Amin, his sister, wife, and four daughters stay in the Jamtoli Camp in southeast Bangladesh. He and roughly 2,000 other refugees are on a list of people Myanmar has agreed to take back.

Officials say no one will be forced to return against their will. However, those on the list say they are terrified.

Not all those whose names are on it have been informed due to concerns of sparking widespread panic in a camp that shelters 52,000 refugees, Bangladeshi camp officials say.

The repatriation deal was struck between Bangladesh and Myanmar on Oct. 30.  

Rohingya families who fled Myanmar due to systematic violence -including rapes, murder, and arson attacks- have been living in overcrowded makeshift camps in Cox’s Bazar district.

Despite their fear, Chinese State Councillor Wang Yi said China was “happy to see” the two countries reaching the agreement to start the repatriation of the Rohingya refugees.

However, United Nations special rapporteur on human rights in Myanmar, Yanghee Lee, urged Bangladesh to drop the agreement, warning the Rohingya would face a “high risk of persecution.”

"I urge the governments of Bangladesh and Myanmar to halt these rushed plans for repatriation,” Lee said. “They are in deep fear of their names being on the list to be repatriated, causing distress and anguish."

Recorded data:
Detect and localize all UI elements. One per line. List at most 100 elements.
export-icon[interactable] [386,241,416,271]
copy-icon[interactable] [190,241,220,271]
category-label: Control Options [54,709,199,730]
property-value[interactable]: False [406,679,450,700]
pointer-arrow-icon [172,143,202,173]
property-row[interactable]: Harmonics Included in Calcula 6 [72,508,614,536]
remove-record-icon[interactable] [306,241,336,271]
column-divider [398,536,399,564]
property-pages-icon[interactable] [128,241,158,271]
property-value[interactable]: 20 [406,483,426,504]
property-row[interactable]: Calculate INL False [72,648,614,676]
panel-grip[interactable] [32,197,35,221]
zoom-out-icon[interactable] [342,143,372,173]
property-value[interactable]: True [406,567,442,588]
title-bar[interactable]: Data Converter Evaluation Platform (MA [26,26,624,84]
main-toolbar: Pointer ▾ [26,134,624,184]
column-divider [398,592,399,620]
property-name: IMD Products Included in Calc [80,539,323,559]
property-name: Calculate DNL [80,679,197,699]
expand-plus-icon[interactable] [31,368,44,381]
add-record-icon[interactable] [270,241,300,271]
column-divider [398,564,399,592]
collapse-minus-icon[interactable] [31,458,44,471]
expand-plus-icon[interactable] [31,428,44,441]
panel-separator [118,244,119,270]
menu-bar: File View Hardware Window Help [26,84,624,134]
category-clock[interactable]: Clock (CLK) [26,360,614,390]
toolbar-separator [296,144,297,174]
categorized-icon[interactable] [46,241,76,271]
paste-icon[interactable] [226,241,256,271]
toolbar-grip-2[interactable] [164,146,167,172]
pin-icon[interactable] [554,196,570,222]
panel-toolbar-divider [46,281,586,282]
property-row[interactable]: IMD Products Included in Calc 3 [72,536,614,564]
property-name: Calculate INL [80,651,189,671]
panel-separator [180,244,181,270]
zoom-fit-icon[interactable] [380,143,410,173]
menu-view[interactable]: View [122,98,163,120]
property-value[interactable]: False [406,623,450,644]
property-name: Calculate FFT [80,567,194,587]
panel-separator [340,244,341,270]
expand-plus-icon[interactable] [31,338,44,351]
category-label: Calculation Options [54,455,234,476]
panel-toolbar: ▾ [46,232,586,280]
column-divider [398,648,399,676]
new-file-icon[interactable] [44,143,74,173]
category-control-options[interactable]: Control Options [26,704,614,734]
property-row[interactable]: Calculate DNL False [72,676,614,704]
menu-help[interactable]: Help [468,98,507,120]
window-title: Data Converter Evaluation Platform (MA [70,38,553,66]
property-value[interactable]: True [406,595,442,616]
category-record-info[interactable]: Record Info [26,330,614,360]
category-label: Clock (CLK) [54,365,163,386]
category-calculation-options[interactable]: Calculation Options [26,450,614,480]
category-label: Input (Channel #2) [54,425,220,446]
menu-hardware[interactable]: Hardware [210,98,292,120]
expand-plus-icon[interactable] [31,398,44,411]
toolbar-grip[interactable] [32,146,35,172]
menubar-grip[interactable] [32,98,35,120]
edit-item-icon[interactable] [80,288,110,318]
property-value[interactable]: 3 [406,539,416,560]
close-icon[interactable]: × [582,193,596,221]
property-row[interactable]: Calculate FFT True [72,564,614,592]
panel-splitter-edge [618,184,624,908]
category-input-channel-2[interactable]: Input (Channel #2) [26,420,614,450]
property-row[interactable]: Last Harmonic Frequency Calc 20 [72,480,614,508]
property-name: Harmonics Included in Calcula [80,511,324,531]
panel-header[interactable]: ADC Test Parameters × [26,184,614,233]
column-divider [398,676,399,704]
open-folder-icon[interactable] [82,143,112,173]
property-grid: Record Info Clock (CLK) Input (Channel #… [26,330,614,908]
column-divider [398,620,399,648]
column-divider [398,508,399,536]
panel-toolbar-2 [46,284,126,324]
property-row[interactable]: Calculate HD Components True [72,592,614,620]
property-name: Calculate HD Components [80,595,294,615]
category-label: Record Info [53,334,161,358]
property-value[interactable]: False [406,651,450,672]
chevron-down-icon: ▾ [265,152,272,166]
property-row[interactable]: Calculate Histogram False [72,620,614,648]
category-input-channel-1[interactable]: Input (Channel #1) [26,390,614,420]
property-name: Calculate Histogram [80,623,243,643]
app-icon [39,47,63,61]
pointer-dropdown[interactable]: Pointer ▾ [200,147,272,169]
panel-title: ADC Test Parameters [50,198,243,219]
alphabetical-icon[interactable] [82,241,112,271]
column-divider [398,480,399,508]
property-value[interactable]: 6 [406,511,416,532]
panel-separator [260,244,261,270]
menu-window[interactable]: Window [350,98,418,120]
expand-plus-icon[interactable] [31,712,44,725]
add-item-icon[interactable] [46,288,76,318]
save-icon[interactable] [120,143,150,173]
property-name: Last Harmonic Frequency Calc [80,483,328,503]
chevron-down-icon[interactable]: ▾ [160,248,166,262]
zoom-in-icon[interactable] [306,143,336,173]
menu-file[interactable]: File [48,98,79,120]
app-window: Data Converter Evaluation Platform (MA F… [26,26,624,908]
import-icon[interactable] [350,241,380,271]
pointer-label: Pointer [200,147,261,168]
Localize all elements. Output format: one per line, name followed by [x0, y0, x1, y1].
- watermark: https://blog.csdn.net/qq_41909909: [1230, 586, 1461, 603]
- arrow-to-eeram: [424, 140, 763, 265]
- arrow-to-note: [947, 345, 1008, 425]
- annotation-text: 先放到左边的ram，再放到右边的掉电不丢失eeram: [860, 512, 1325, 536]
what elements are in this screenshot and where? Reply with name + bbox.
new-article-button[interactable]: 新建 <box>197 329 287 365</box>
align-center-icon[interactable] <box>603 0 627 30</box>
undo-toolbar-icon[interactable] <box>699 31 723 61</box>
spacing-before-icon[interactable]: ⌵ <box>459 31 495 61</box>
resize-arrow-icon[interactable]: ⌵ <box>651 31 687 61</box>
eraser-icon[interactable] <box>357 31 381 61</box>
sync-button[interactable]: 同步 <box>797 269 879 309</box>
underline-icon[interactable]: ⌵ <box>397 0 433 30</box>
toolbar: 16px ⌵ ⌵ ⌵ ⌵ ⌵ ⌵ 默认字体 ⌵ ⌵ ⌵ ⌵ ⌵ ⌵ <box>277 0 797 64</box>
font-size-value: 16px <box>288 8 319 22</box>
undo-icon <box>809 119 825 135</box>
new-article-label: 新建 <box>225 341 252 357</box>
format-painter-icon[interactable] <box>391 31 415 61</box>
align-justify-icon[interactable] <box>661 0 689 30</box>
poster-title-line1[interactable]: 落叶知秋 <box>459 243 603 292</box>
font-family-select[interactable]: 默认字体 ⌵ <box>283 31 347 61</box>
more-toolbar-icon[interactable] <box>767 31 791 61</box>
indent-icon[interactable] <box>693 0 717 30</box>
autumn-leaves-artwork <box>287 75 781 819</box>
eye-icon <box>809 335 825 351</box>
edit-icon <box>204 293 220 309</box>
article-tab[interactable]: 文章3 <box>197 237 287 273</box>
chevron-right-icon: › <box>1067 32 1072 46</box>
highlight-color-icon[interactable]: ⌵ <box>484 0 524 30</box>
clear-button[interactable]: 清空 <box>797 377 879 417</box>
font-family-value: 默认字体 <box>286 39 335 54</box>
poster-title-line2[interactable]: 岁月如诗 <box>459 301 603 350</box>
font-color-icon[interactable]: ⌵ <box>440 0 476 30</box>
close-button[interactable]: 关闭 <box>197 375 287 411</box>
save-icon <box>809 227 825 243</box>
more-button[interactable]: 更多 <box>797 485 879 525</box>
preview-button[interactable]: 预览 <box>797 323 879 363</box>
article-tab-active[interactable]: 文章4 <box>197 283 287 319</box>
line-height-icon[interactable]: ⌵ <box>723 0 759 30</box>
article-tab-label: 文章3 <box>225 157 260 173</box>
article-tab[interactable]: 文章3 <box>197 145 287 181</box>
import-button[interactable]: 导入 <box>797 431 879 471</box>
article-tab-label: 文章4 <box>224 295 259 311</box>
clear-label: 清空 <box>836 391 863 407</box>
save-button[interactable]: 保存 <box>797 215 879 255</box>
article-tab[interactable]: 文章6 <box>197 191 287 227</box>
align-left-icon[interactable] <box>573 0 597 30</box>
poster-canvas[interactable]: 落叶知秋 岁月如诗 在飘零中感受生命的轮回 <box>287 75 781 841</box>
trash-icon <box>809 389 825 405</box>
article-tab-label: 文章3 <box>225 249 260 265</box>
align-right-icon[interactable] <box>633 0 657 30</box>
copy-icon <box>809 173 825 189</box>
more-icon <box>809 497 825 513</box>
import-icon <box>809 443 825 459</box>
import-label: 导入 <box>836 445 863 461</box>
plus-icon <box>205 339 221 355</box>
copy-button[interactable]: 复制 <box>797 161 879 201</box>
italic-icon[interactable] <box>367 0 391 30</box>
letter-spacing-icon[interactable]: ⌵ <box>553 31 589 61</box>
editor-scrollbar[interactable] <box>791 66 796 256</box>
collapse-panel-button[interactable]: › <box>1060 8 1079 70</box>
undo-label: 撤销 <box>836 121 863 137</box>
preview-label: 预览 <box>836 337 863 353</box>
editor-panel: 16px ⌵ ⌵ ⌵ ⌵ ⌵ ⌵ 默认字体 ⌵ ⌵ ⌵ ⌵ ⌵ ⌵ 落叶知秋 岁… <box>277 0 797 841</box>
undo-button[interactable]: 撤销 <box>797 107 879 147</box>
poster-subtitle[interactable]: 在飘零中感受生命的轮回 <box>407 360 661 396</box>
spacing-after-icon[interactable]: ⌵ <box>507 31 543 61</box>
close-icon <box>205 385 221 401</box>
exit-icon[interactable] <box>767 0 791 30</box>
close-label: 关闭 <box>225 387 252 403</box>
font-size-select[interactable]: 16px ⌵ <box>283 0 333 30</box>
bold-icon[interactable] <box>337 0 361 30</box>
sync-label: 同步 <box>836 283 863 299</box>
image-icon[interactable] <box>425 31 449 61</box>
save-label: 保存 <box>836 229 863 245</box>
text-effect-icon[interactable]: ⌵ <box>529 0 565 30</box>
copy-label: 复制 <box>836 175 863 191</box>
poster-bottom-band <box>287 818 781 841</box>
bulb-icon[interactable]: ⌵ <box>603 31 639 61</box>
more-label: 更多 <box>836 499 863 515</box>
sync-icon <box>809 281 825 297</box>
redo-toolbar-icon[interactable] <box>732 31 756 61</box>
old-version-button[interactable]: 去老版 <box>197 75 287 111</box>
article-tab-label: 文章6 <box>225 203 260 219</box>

_EXERCISE PROMPT:_ In the passage about Rohingya repatriation, on what date did Bangladesh and Myanmar strike the deal?

_RESULT OF THIS TASK:_ Oct. 30